## TASK ITEM
From the entries below, copy every line holding the word "tumors".

## RECORDS FOR PROCESSING
=====
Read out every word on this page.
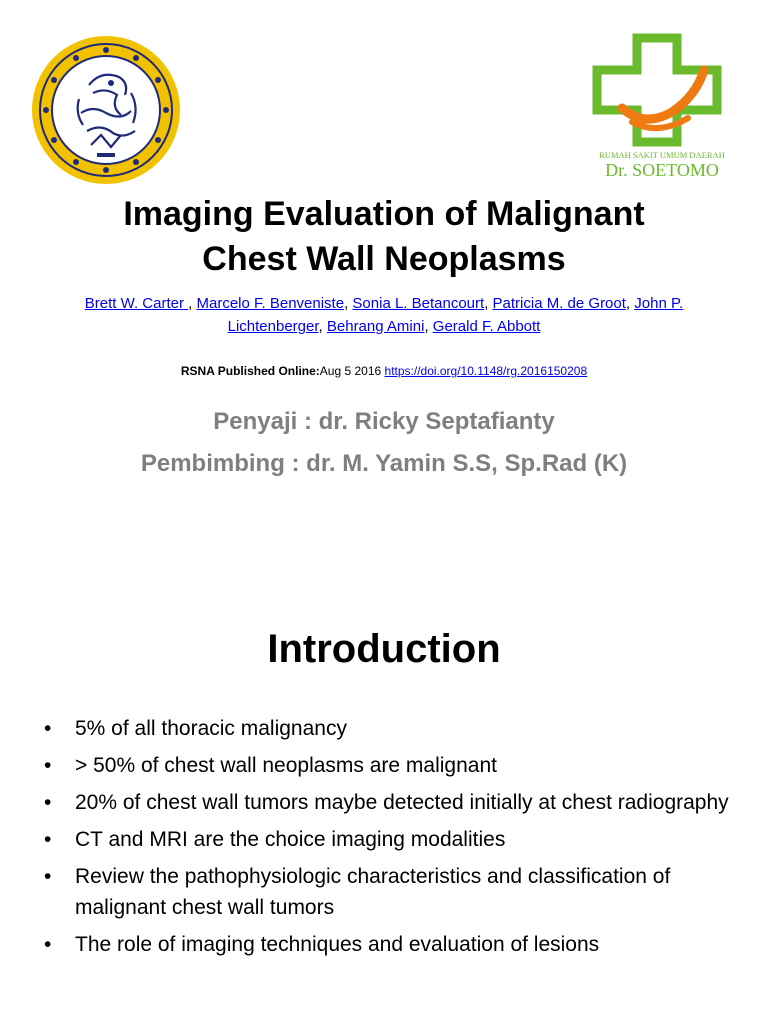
RUMAH SAKIT UMUM DAERAH
Dr. SOETOMO
Imaging Evaluation of Malignant
Chest Wall Neoplasms
Brett W. Carter , Marcelo F. Benveniste, Sonia L. Betancourt, Patricia M. de Groot, John P. Lichtenberger, Behrang Amini, Gerald F. Abbott
RSNA Published Online:Aug 5 2016 https://doi.org/10.1148/rg.2016150208
Penyaji : dr. Ricky Septafianty
Pembimbing : dr. M. Yamin S.S, Sp.Rad (K)
Introduction
• 5% of all thoracic malignancy
• > 50% of chest wall neoplasms are malignant
• 20% of chest wall tumors maybe detected initially at chest radiography
• CT and MRI are the choice imaging modalities
• Review the pathophysiologic characteristics and classification of malignant chest wall tumors
• The role of imaging techniques and evaluation of lesions
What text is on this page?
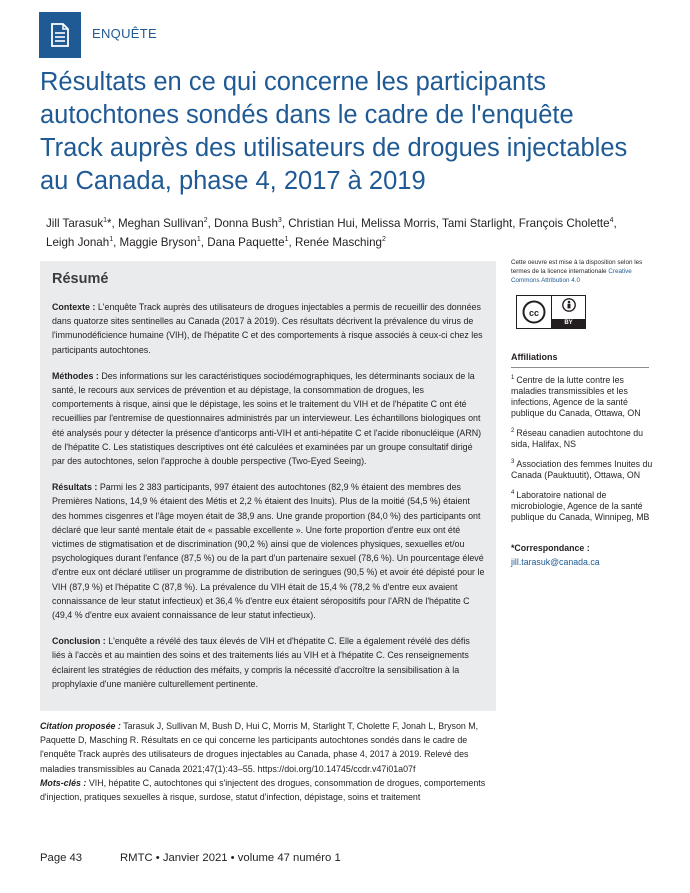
ENQUÊTE
Résultats en ce qui concerne les participants autochtones sondés dans le cadre de l'enquête Track auprès des utilisateurs de drogues injectables au Canada, phase 4, 2017 à 2019

Jill Tarasuk$^1$*, Meghan Sullivan$^2$, Donna Bush$^3$, Christian Hui, Melissa Morris, Tami Starlight, François Cholette$^4$, Leigh Jonah$^1$, Maggie Bryson$^1$, Dana Paquette$^1$, Renée Masching$^2$

Résumé

Contexte : L'enquête Track auprès des utilisateurs de drogues injectables a permis de recueillir des données dans quatorze sites sentinelles au Canada (2017 à 2019). Ces résultats décrivent la prévalence du virus de l'immunodéficience humaine (VIH), de l'hépatite C et des comportements à risque associés à ceux-ci chez les participants autochtones.

Méthodes : Des informations sur les caractéristiques sociodémographiques, les déterminants sociaux de la santé, le recours aux services de prévention et au dépistage, la consommation de drogues, les comportements à risque, ainsi que le dépistage, les soins et le traitement du VIH et de l'hépatite C ont été recueillies par l'entremise de questionnaires administrés par un intervieweur. Les échantillons biologiques ont été analysés pour y détecter la présence d'anticorps anti-VIH et anti-hépatite C et l'acide ribonucléique (ARN) de l'hépatite C. Les statistiques descriptives ont été calculées et examinées par un groupe consultatif dirigé par des autochtones, selon l'approche à double perspective (Two-Eyed Seeing).

Résultats : Parmi les 2 383 participants, 997 étaient des autochtones (82,9 % étaient des membres des Premières Nations, 14,9 % étaient des Métis et 2,2 % étaient des Inuits). Plus de la moitié (54,5 %) étaient des hommes cisgenres et l'âge moyen était de 38,9 ans. Une grande proportion (84,0 %) des participants ont déclaré que leur santé mentale était de « passable excellente ». Une forte proportion d'entre eux ont été victimes de stigmatisation et de discrimination (90,2 %) ainsi que de violences physiques, sexuelles et/ou psychologiques durant l'enfance (87,5 %) ou de la part d'un partenaire sexuel (78,6 %). Un pourcentage élevé d'entre eux ont déclaré utiliser un programme de distribution de seringues (90,5 %) et avoir été dépisté pour le VIH (87,9 %) et l'hépatite C (87,8 %). La prévalence du VIH était de 15,4 % (78,2 % d'entre eux avaient connaissance de leur statut infectieux) et 36,4 % d'entre eux étaient séropositifs pour l'ARN de l'hépatite C (49,4 % d'entre eux avaient connaissance de leur statut infectieux).

Conclusion : L'enquête a révélé des taux élevés de VIH et d'hépatite C. Elle a également révélé des défis liés à l'accès et au maintien des soins et des traitements liés au VIH et à l'hépatite C. Ces renseignements éclairent les stratégies de réduction des méfaits, y compris la nécessité d'accroître la sensibilisation à la prophylaxie d'une manière culturellement pertinente.

Citation proposée : Tarasuk J, Sullivan M, Bush D, Hui C, Morris M, Starlight T, Cholette F, Jonah L, Bryson M, Paquette D, Masching R. Résultats en ce qui concerne les participants autochtones sondés dans le cadre de l'enquête Track auprès des utilisateurs de drogues injectables au Canada, phase 4, 2017 à 2019. Relevé des maladies transmissibles au Canada 2021;47(1):43–55. https://doi.org/10.14745/ccdr.v47i01a07f
Mots-clés : VIH, hépatite C, autochtones qui s'injectent des drogues, consommation de drogues, comportements d'injection, pratiques sexuelles à risque, surdose, statut d'infection, dépistage, soins et traitement

Cette oeuvre est mise à la disposition selon les termes de la licence internationale Creative Commons Attribution 4.0

cc
BY
Affiliations
$^1$ Centre de la lutte contre les maladies transmissibles et les infections, Agence de la santé publique du Canada, Ottawa, ON
$^2$ Réseau canadien autochtone du sida, Halifax, NS
$^3$ Association des femmes Inuites du Canada (Pauktuutit), Ottawa, ON
$^4$ Laboratoire national de microbiologie, Agence de la santé publique du Canada, Winnipeg, MB
*Correspondance :
jill.tarasuk@canada.ca
Page 43	RMTC • Janvier 2021 • volume 47 numéro 1
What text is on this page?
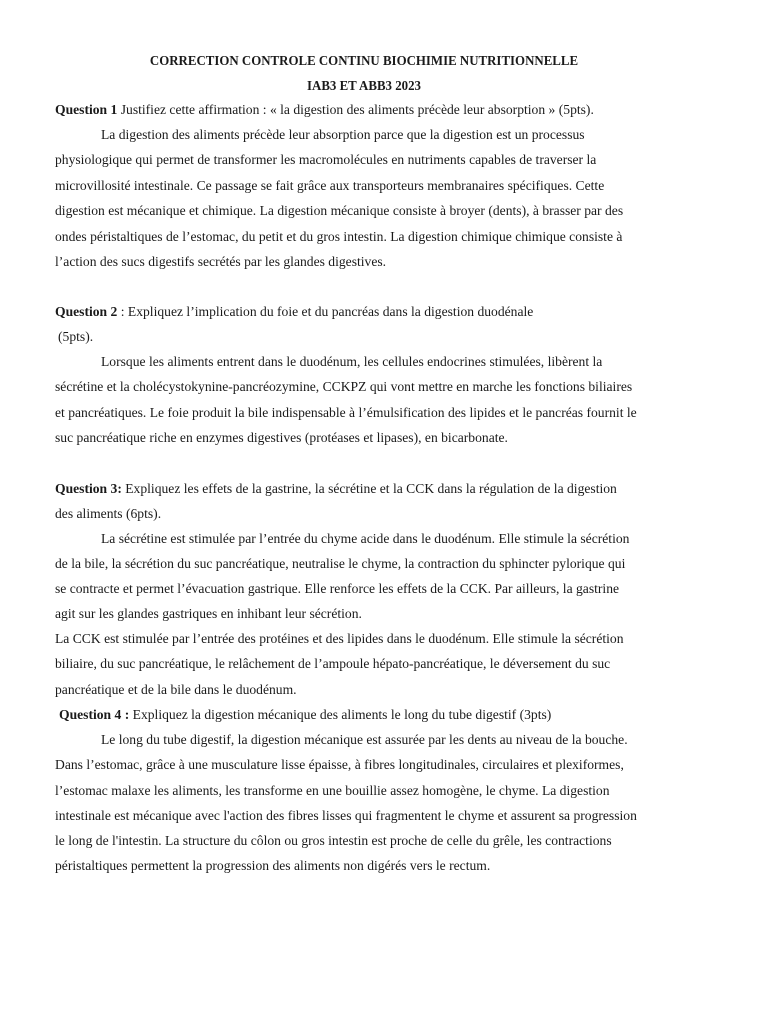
CORRECTION CONTROLE CONTINU BIOCHIMIE NUTRITIONNELLE
IAB3 ET ABB3 2023
Question 1 Justifiez cette affirmation : « la digestion des aliments précède leur absorption » (5pts).
La digestion des aliments précède leur absorption parce que la digestion est un processus
physiologique qui permet de transformer les macromolécules en nutriments capables de traverser la
microvillosité intestinale. Ce passage se fait grâce aux transporteurs membranaires spécifiques. Cette
digestion est mécanique et chimique. La digestion mécanique consiste à broyer (dents), à brasser par des
ondes péristaltiques de l’estomac, du petit et du gros intestin. La digestion chimique chimique consiste à
l’action des sucs digestifs secrétés par les glandes digestives.
Question 2 : Expliquez l’implication du foie et du pancréas dans la digestion duodénale
(5pts).
Lorsque les aliments entrent dans le duodénum, les cellules endocrines stimulées, libèrent la
sécrétine et la cholécystokynine-pancréozymine, CCKPZ qui vont mettre en marche les fonctions biliaires
et pancréatiques. Le foie produit la bile indispensable à l’émulsification des lipides et le pancréas fournit le
suc pancréatique riche en enzymes digestives (protéases et lipases), en bicarbonate.
Question 3: Expliquez les effets de la gastrine, la sécrétine et la CCK dans la régulation de la digestion
des aliments (6pts).
La sécrétine est stimulée par l’entrée du chyme acide dans le duodénum. Elle stimule la sécrétion
de la bile, la sécrétion du suc pancréatique, neutralise le chyme, la contraction du sphincter pylorique qui
se contracte et permet l’évacuation gastrique. Elle renforce les effets de la CCK. Par ailleurs, la gastrine
agit sur les glandes gastriques en inhibant leur sécrétion.
La CCK est stimulée par l’entrée des protéines et des lipides dans le duodénum. Elle stimule la sécrétion
biliaire, du suc pancréatique, le relâchement de l’ampoule hépato-pancréatique, le déversement du suc
pancréatique et de la bile dans le duodénum.
Question 4 : Expliquez la digestion mécanique des aliments le long du tube digestif (3pts)
Le long du tube digestif, la digestion mécanique est assurée par les dents au niveau de la bouche.
Dans l’estomac, grâce à une musculature lisse épaisse, à fibres longitudinales, circulaires et plexiformes,
l’estomac malaxe les aliments, les transforme en une bouillie assez homogène, le chyme. La digestion
intestinale est mécanique avec l'action des fibres lisses qui fragmentent le chyme et assurent sa progression
le long de l'intestin. La structure du côlon ou gros intestin est proche de celle du grêle, les contractions
péristaltiques permettent la progression des aliments non digérés vers le rectum.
=====
## SOLUTION
• 20% of chest wall tumors maybe detected initially at chest radiography
• Review the pathophysiologic characteristics and classification of malignant chest wall tumors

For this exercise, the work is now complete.